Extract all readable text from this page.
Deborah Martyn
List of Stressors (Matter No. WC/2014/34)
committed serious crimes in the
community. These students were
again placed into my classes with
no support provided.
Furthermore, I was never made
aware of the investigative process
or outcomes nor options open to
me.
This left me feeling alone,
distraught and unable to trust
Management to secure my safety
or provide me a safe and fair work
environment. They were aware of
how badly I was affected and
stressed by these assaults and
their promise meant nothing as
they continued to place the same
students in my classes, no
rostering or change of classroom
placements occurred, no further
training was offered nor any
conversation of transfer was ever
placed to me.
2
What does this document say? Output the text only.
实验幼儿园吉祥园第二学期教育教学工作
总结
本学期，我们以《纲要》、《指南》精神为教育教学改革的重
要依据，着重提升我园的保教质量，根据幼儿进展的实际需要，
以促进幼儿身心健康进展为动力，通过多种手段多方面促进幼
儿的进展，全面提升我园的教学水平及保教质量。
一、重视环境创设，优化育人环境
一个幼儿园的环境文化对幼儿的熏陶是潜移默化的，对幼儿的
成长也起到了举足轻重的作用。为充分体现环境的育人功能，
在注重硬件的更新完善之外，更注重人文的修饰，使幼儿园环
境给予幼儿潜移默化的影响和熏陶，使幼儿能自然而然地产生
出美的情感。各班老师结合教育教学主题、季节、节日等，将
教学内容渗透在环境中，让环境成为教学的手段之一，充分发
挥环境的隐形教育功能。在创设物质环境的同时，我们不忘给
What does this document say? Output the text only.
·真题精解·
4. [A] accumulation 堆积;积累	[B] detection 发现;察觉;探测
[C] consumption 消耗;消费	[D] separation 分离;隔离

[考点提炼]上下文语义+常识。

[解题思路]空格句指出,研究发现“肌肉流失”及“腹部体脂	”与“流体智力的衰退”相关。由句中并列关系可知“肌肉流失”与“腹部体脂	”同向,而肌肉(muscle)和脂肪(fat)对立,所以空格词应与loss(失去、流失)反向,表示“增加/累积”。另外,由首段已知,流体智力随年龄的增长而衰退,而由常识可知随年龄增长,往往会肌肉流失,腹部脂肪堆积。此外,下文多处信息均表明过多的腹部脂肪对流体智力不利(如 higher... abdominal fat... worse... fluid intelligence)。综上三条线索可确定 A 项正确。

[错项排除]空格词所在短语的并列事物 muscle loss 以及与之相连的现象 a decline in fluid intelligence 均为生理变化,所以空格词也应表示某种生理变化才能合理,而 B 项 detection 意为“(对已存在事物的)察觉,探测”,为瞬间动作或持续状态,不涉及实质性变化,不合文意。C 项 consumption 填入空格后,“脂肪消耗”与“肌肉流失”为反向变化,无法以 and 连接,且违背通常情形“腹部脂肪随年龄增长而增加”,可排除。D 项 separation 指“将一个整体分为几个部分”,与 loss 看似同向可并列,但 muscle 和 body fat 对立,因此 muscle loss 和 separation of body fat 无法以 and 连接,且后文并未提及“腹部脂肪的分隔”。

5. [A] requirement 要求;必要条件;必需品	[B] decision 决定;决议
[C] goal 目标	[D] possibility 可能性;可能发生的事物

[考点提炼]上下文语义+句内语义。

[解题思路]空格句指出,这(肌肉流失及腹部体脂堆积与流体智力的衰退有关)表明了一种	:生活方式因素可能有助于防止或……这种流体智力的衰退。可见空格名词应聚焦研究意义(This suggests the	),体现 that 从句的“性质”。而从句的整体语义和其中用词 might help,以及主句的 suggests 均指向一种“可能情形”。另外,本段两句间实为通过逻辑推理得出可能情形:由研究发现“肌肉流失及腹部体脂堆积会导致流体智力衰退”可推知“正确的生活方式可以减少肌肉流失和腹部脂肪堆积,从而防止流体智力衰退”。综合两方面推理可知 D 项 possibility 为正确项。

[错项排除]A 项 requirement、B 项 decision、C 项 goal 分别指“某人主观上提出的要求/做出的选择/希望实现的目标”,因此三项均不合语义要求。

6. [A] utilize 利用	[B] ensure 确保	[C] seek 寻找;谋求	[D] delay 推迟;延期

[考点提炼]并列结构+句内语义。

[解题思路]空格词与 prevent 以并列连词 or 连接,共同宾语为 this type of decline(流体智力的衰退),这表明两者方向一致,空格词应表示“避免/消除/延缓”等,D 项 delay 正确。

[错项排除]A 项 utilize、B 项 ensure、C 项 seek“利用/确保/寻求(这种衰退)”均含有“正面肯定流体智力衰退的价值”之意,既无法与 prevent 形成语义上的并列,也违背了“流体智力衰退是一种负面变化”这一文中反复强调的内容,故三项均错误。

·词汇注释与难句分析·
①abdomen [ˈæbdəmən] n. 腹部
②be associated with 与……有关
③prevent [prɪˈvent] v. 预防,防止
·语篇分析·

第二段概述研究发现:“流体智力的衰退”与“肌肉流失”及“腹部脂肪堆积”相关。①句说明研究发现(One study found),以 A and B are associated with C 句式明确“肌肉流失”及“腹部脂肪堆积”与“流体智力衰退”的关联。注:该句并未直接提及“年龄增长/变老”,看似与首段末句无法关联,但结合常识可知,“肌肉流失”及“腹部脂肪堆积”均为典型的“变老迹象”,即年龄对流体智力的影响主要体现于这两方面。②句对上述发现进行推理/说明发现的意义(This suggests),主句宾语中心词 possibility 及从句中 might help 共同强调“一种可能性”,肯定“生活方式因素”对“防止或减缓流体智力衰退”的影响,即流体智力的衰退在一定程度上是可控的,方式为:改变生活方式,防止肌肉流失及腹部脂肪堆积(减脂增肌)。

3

•••

Write out every line of the entries that holds the word "utilize".

### [SOLUTION TO THIS TASK]
6. [A] utilize 利用	[B] ensure 确保	[C] seek 寻找;谋求	[D] delay 推迟;延期
[错项排除]A 项 utilize、B 项 ensure、C 项 seek“利用/确保/寻求(这种衰退)”均含有“正面肯定流体智力衰退的价值”之意,既无法与 prevent 形成语义上的并列,也违背了“流体智力衰退是一种负面变化”这一文中反复强调的内容,故三项均错误。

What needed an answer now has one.